Turn every line of the items below into a Markdown table with two columns, Row and Line. Number each row and skip any blank lines.

====

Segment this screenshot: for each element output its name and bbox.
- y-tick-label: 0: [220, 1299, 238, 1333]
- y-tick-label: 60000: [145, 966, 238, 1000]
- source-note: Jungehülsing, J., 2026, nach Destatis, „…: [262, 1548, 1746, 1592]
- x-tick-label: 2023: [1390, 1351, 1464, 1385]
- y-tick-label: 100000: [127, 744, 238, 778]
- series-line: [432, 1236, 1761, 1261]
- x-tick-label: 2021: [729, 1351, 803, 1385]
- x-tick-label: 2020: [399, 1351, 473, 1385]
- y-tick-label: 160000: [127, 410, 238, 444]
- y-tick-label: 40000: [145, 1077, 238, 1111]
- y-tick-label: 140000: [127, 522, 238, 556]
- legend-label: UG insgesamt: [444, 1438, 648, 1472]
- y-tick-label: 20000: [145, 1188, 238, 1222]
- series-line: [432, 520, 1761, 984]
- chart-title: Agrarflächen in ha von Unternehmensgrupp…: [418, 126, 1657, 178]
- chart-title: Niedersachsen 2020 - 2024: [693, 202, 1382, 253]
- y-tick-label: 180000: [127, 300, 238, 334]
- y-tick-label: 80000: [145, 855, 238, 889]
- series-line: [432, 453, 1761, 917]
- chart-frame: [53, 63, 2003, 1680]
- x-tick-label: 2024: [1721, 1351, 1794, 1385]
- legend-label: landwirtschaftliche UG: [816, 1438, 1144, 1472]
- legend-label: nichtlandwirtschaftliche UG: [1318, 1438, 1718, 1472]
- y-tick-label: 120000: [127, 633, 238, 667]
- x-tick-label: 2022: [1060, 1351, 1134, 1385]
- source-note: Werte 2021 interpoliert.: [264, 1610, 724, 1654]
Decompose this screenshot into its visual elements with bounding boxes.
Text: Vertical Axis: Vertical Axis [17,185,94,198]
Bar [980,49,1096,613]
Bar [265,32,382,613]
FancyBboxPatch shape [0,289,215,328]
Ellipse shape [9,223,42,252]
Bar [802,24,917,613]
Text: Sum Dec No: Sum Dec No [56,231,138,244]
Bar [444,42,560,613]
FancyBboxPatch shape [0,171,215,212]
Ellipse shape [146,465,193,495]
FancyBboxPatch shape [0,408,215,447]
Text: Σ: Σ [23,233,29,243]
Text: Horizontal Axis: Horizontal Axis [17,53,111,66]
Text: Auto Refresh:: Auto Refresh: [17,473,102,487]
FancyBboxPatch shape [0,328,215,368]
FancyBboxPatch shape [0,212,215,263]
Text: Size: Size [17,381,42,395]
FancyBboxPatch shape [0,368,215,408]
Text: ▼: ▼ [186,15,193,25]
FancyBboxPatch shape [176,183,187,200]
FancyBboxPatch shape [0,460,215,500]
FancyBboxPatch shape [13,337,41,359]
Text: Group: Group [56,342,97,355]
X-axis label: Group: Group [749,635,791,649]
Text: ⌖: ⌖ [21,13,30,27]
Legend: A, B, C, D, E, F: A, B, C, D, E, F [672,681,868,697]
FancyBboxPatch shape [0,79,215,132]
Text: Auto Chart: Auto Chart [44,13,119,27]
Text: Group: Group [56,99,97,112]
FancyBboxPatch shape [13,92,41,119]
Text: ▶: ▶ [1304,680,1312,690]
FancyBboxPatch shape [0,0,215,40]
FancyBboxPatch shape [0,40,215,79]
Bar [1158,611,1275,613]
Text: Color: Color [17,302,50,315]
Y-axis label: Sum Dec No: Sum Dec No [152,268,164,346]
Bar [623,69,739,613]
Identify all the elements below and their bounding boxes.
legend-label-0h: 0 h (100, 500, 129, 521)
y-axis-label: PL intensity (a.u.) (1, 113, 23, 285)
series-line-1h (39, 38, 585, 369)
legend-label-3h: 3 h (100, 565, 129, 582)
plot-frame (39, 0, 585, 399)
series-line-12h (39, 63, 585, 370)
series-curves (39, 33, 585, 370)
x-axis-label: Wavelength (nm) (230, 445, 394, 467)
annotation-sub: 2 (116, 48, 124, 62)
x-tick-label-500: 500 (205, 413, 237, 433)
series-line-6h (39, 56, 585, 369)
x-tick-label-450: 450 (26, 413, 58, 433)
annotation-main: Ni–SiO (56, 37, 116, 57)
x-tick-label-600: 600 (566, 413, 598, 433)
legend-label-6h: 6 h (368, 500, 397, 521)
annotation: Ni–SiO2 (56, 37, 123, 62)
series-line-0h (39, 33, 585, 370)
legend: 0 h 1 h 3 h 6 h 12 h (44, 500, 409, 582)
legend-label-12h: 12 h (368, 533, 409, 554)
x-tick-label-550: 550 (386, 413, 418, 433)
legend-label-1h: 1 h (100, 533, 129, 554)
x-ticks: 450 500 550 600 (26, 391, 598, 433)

====

--- Written answer ---
| Row | Line |
|---|---|
| 1 | Segment this screenshot: for each element output its name and bbox. |
| 2 | - y-tick-label: 0: [220, 1299, 238, 1333] |
| 3 | - y-tick-label: 60000: [145, 966, 238, 1000] |
| 4 | - source-note: Jungehülsing, J., 2026, nach Destatis, „…: [262, 1548, 1746, 1592] |
| 5 | - x-tick-label: 2023: [1390, 1351, 1464, 1385] |
| 6 | - y-tick-label: 100000: [127, 744, 238, 778] |
| 7 | - series-line: [432, 1236, 1761, 1261] |
| 8 | - x-tick-label: 2021: [729, 1351, 803, 1385] |
| 9 | - x-tick-label: 2020: [399, 1351, 473, 1385] |
| 10 | - y-tick-label: 160000: [127, 410, 238, 444] |
| 11 | - y-tick-label: 40000: [145, 1077, 238, 1111] |
| 12 | - y-tick-label: 140000: [127, 522, 238, 556] |
| 13 | - legend-label: UG insgesamt: [444, 1438, 648, 1472] |
| 14 | - y-tick-label: 20000: [145, 1188, 238, 1222] |
| 15 | - series-line: [432, 520, 1761, 984] |
| 16 | - chart-title: Agrarflächen in ha von Unternehmensgrupp…: [418, 126, 1657, 178] |
| 17 | - chart-title: Niedersachsen 2020 - 2024: [693, 202, 1382, 253] |
| 18 | - y-tick-label: 180000: [127, 300, 238, 334] |
| 19 | - y-tick-label: 80000: [145, 855, 238, 889] |
| 20 | - series-line: [432, 453, 1761, 917] |
| 21 | - chart-frame: [53, 63, 2003, 1680] |
| 22 | - x-tick-label: 2024: [1721, 1351, 1794, 1385] |
| 23 | - legend-label: landwirtschaftliche UG: [816, 1438, 1144, 1472] |
| 24 | - legend-label: nichtlandwirtschaftliche UG: [1318, 1438, 1718, 1472] |
| 25 | - y-tick-label: 120000: [127, 633, 238, 667] |
| 26 | - x-tick-label: 2022: [1060, 1351, 1134, 1385] |
| 27 | - source-note: Werte 2021 interpoliert.: [264, 1610, 724, 1654] |
| 28 | Decompose this screenshot into its visual elements with bounding boxes. |
| 29 | Text: Vertical Axis: Vertical Axis [17,185,94,198] |
| 30 | Bar [980,49,1096,613] |
| 31 | Bar [265,32,382,613] |
| 32 | FancyBboxPatch shape [0,289,215,328] |
| 33 | Ellipse shape [9,223,42,252] |
| 34 | Bar [802,24,917,613] |
| 35 | Text: Sum Dec No: Sum Dec No [56,231,138,244] |
| 36 | Bar [444,42,560,613] |
| 37 | FancyBboxPatch shape [0,171,215,212] |
| 38 | Ellipse shape [146,465,193,495] |
| 39 | FancyBboxPatch shape [0,408,215,447] |
| 40 | Text: Σ: Σ [23,233,29,243] |
| 41 | Text: Horizontal Axis: Horizontal Axis [17,53,111,66] |
| 42 | Text: Auto Refresh:: Auto Refresh: [17,473,102,487] |
| 43 | FancyBboxPatch shape [0,328,215,368] |
| 44 | FancyBboxPatch shape [0,212,215,263] |
| 45 | Text: Size: Size [17,381,42,395] |
| 46 | FancyBboxPatch shape [0,368,215,408] |
| 47 | Text: ▼: ▼ [186,15,193,25] |
| 48 | FancyBboxPatch shape [176,183,187,200] |
| 49 | FancyBboxPatch shape [0,460,215,500] |
| 50 | FancyBboxPatch shape [13,337,41,359] |
| 51 | Text: Group: Group [56,342,97,355] |
| 52 | X-axis label: Group: Group [749,635,791,649] |
| 53 | Text: ⌖: ⌖ [21,13,30,27] |
| 54 | Legend: A, B, C, D, E, F: A, B, C, D, E, F [672,681,868,697] |
| 55 | FancyBboxPatch shape [0,79,215,132] |
| 56 | Text: Auto Chart: Auto Chart [44,13,119,27] |
| 57 | Text: Group: Group [56,99,97,112] |
| 58 | FancyBboxPatch shape [13,92,41,119] |
| 59 | Text: ▶: ▶ [1304,680,1312,690] |
| 60 | FancyBboxPatch shape [0,0,215,40] |
| 61 | FancyBboxPatch shape [0,40,215,79] |
| 62 | Bar [1158,611,1275,613] |
| 63 | Text: Color: Color [17,302,50,315] |
| 64 | Y-axis label: Sum Dec No: Sum Dec No [152,268,164,346] |
| 65 | Bar [623,69,739,613] |
| 66 | Identify all the elements below and their bounding boxes. |
| 67 | legend-label-0h: 0 h (100, 500, 129, 521) |
| 68 | y-axis-label: PL intensity (a.u.) (1, 113, 23, 285) |
| 69 | series-line-1h (39, 38, 585, 369) |
| 70 | legend-label-3h: 3 h (100, 565, 129, 582) |
| 71 | plot-frame (39, 0, 585, 399) |
| 72 | series-line-12h (39, 63, 585, 370) |
| 73 | series-curves (39, 33, 585, 370) |
| 74 | x-axis-label: Wavelength (nm) (230, 445, 394, 467) |
| 75 | annotation-sub: 2 (116, 48, 124, 62) |
| 76 | x-tick-label-500: 500 (205, 413, 237, 433) |
| 77 | series-line-6h (39, 56, 585, 369) |
| 78 | x-tick-label-450: 450 (26, 413, 58, 433) |
| 79 | annotation-main: Ni–SiO (56, 37, 116, 57) |
| 80 | x-tick-label-600: 600 (566, 413, 598, 433) |
| 81 | legend-label-6h: 6 h (368, 500, 397, 521) |
| 82 | annotation: Ni–SiO2 (56, 37, 123, 62) |
| 83 | series-line-0h (39, 33, 585, 370) |
| 84 | legend: 0 h 1 h 3 h 6 h 12 h (44, 500, 409, 582) |
| 85 | legend-label-12h: 12 h (368, 533, 409, 554) |
| 86 | x-tick-label-550: 550 (386, 413, 418, 433) |
| 87 | legend-label-1h: 1 h (100, 533, 129, 554) |
| 88 | x-ticks: 450 500 550 600 (26, 391, 598, 433) |